▸ Exercise goal
Quote the podcast transcript word for word between "Jaimee, it’s hard" and "this year. Right?", inclusive.

▸ Selected text
########################################

Mei: Welcome to the Business Buzz Podcast, Jaimee. We’ve got Jaimee Newberry on the line today and I’m really excited to have her on as our honored guest of this episode.
Jaimee, it’s hard to keep track of all the things you do, but you have a crazy impressive resume! Let me just try, okay? So, you co-hosted a podcast called the Tiny Challenges, you’re also a consultant advisor type person or you’ve got that role for a native app development company, and you’re a highly sought out keynote speaker. I’ve seen the humongous list of conferences and events that you have spoken at in the last few years. I don’t think I’ve seen a bigger list than that, honestly. You’re also a writer, I see that you’re scheduled to release your book this year. Right?
Jaimee: I really hope so. A company that we will talk about in a minute has kind of delayed the finishing of it, so I’m really hoping to get that out this year.
Mei: I can only imagine what kind of huge wrench you’ve put into your book plans, but I’m sure it’s a really good thing you’re doing. Let’s see. You’ve also developed apps in your past and when you go to speak, you speak a lot about technology and user experience, business, and basically everything. What do you not do?!
Jaimee: It’s funny because I’ve worn a lot of hats and it’s been great, but it just seems like you go down one road for a while and new opportunities arise and you either seize them or you don’t. I feel like I have walked a really amazing path, have been really lucky, the things that have unfolded themselves, and the opportunities that have presented themselves – I just have to keep moving and following my heart!

########################################

▸ Data excerpts

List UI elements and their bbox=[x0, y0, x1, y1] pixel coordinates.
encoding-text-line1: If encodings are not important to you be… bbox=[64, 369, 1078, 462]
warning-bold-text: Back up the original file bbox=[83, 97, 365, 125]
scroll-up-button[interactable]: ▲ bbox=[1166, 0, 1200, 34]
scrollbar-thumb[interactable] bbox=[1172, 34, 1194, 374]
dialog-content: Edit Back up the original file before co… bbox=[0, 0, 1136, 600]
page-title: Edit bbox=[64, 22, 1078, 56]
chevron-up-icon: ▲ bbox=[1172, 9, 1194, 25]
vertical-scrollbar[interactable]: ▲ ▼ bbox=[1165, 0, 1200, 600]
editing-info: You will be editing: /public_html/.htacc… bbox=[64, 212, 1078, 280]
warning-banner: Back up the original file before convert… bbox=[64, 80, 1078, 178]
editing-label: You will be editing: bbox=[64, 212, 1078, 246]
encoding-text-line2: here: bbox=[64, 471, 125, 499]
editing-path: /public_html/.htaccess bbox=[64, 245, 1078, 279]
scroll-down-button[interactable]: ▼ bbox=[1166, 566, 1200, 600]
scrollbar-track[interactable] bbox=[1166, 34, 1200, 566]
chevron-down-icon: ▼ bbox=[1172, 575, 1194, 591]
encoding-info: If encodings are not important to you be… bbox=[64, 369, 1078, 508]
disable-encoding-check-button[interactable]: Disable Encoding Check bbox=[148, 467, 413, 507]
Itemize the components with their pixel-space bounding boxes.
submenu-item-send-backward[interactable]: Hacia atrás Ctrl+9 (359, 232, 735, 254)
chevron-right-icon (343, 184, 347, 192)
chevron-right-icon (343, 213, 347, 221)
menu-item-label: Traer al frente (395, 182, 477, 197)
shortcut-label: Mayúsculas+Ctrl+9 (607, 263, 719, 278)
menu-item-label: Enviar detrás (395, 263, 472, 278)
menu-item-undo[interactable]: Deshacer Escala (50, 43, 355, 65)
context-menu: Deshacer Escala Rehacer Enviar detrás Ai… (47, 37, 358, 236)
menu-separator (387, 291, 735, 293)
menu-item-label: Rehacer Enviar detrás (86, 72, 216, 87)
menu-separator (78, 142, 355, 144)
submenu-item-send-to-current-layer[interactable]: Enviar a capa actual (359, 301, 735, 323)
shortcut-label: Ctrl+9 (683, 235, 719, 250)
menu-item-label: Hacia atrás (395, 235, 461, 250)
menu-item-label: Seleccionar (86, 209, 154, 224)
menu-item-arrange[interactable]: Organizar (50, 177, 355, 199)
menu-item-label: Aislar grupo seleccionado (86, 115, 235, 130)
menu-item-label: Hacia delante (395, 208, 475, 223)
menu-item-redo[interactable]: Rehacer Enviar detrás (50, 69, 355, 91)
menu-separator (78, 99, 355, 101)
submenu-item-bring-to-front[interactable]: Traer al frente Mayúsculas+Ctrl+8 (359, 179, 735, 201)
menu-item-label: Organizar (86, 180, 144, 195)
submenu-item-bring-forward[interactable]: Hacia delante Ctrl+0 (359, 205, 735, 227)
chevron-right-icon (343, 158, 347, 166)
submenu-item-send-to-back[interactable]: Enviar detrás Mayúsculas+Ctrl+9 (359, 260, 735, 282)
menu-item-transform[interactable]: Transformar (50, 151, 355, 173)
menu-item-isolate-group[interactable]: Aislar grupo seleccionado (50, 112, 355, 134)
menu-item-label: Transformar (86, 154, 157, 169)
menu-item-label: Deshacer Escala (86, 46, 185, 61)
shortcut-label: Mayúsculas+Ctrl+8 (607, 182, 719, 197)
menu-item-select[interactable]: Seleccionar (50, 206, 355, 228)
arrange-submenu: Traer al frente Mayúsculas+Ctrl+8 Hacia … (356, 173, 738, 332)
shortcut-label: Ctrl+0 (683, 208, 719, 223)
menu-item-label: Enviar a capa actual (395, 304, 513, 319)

########################################

▸ Solution to the exercise
Jaimee, it’s hard to keep track of all the things you do, but you have a crazy impressive resume! Let me just try, okay? So, you co-hosted a podcast called the Tiny Challenges, you’re also a consultant advisor type person or you’ve got that role for a native app development company, and you’re a highly sought out keynote speaker. I’ve seen the humongous list of conferences and events that you have spoken at in the last few years. I don’t think I’ve seen a bigger list than that, honestly. You’re also a writer, I see that you’re scheduled to release your book this year. Right?